It took several months to get my licensure transferred to my new state. I had this identical problem when I moved to New England and I now believe the slowdown is the state that I took my board exams in. Only about half of the US states have a compact agreement for nurses, in all other states, you have to apply for what is called licensure by endorsement. In each state that I have had to do that, I am required to have a verification from the state I was most recently (and actively) licensed in sent to the new state. However, I am forever required to also have a form from the state where I took my board exams. Once my licensure was issued for this new state, several issues came up with the children in March and I was unable to work at looking for a job until a week ago.

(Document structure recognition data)

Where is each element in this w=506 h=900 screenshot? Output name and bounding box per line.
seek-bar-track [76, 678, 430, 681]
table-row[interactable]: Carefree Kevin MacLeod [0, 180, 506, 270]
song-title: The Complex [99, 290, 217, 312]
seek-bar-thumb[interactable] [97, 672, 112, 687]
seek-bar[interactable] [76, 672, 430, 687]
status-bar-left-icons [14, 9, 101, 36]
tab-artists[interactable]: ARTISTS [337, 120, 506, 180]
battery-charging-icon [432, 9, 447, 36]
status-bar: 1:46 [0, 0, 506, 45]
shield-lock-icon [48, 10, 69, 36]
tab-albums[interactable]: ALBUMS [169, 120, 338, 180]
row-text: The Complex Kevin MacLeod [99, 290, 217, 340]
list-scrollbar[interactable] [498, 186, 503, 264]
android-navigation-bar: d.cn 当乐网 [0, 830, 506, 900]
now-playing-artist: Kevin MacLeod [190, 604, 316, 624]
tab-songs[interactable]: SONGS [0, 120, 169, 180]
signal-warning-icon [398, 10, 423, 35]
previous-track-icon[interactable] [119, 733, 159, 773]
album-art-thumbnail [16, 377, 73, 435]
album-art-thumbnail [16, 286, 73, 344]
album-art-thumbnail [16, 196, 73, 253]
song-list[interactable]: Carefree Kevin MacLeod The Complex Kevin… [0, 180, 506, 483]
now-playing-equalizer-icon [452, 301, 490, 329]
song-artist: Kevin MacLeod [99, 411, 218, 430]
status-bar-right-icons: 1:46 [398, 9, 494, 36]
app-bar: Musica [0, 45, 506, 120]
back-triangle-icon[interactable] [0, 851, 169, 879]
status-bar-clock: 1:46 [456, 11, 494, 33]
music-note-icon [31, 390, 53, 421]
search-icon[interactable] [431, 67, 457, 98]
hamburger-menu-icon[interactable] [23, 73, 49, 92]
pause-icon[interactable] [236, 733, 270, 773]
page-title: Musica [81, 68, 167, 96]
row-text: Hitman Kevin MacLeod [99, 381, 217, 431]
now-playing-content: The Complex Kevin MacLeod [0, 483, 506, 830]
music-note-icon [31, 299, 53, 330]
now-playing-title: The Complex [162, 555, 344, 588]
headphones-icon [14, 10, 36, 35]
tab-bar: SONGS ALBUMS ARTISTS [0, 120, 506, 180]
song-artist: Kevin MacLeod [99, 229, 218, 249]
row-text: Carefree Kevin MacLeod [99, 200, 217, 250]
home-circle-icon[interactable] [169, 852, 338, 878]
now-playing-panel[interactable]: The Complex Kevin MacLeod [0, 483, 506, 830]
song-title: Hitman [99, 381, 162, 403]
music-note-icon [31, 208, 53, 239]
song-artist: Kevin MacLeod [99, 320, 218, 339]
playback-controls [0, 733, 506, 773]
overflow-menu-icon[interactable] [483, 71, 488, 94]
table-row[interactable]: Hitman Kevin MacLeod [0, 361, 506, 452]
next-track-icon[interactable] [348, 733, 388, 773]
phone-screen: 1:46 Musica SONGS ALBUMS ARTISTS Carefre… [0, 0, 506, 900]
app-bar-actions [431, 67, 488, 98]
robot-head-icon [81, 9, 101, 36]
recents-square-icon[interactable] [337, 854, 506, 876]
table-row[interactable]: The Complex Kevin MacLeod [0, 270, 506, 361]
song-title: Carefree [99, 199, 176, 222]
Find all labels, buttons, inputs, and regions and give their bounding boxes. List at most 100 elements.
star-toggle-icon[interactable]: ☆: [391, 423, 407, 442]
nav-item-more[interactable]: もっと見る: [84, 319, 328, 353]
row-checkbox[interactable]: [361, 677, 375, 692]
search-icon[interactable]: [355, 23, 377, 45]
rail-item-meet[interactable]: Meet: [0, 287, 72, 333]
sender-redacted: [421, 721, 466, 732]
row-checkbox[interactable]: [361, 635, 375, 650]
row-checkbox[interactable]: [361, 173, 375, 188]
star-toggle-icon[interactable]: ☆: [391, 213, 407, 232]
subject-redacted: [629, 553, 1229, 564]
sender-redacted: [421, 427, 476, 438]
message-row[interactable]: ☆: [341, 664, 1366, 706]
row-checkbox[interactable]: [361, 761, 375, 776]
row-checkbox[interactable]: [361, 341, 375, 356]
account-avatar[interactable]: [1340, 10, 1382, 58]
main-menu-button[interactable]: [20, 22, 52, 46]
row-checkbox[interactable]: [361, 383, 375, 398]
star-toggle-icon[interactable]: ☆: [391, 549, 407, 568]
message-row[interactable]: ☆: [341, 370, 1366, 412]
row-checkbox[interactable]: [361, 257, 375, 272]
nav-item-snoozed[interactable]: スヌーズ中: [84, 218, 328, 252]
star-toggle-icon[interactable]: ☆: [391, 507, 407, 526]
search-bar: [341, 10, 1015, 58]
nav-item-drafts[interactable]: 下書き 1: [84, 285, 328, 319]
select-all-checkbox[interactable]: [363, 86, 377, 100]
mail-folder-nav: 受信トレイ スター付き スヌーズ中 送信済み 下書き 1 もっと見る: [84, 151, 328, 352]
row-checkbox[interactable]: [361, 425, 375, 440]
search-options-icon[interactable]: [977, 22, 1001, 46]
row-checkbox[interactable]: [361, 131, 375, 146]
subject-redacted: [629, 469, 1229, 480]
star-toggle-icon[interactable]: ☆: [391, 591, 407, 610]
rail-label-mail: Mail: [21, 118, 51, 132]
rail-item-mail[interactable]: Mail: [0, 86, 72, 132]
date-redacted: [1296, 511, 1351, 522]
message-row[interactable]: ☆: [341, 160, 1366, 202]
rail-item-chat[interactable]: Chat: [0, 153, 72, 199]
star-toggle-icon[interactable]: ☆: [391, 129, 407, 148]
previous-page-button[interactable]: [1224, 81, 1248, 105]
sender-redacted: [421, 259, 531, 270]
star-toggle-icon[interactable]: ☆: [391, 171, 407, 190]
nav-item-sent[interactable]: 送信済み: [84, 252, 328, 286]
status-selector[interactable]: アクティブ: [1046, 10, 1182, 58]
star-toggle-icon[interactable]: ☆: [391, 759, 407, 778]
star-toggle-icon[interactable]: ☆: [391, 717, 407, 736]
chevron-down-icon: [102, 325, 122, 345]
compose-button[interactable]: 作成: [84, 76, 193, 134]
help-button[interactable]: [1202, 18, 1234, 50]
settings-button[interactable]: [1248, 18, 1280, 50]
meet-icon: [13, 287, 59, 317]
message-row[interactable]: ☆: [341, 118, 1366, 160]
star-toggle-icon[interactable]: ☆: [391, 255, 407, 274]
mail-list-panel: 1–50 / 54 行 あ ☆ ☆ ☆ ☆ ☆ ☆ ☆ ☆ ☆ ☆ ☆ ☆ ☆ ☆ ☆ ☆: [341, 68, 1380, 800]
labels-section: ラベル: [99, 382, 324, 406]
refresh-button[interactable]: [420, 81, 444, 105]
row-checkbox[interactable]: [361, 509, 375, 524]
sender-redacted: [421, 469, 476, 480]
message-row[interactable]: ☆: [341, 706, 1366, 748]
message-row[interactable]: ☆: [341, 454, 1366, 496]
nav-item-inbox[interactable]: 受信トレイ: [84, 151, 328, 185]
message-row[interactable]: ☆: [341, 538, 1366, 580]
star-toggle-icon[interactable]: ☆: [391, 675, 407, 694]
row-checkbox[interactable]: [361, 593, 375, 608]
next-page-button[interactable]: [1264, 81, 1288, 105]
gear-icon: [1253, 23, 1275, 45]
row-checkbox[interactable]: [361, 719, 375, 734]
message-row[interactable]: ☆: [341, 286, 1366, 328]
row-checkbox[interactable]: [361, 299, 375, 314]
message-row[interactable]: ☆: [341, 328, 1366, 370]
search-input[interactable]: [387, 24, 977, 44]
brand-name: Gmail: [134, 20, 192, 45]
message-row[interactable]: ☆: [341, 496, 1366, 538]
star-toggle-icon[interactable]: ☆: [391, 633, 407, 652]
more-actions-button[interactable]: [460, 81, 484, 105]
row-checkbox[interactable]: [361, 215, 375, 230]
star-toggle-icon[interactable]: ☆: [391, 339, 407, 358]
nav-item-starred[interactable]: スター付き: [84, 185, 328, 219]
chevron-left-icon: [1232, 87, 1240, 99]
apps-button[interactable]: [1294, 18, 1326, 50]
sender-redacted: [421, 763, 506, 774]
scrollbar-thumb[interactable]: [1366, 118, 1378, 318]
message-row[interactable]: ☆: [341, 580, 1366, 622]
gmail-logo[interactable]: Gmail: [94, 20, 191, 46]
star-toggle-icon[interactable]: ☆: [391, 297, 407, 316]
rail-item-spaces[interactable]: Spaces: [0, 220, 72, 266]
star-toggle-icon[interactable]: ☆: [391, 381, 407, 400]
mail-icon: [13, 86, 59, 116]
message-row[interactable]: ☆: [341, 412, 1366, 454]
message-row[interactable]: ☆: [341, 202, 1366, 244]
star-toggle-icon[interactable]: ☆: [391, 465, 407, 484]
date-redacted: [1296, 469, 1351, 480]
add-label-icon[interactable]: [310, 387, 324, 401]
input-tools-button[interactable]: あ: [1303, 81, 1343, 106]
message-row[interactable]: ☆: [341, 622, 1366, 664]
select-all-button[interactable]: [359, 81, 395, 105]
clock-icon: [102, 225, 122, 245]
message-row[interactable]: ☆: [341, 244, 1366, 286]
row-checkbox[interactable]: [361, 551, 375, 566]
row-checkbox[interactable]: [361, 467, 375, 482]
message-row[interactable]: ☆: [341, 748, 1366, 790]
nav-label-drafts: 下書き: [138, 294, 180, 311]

- [What the exercise asks] According to the account of transferring a nursing license, what must a nurse apply for in states without a compact agreement?

- [Finished exercise] Licensure by endorsement.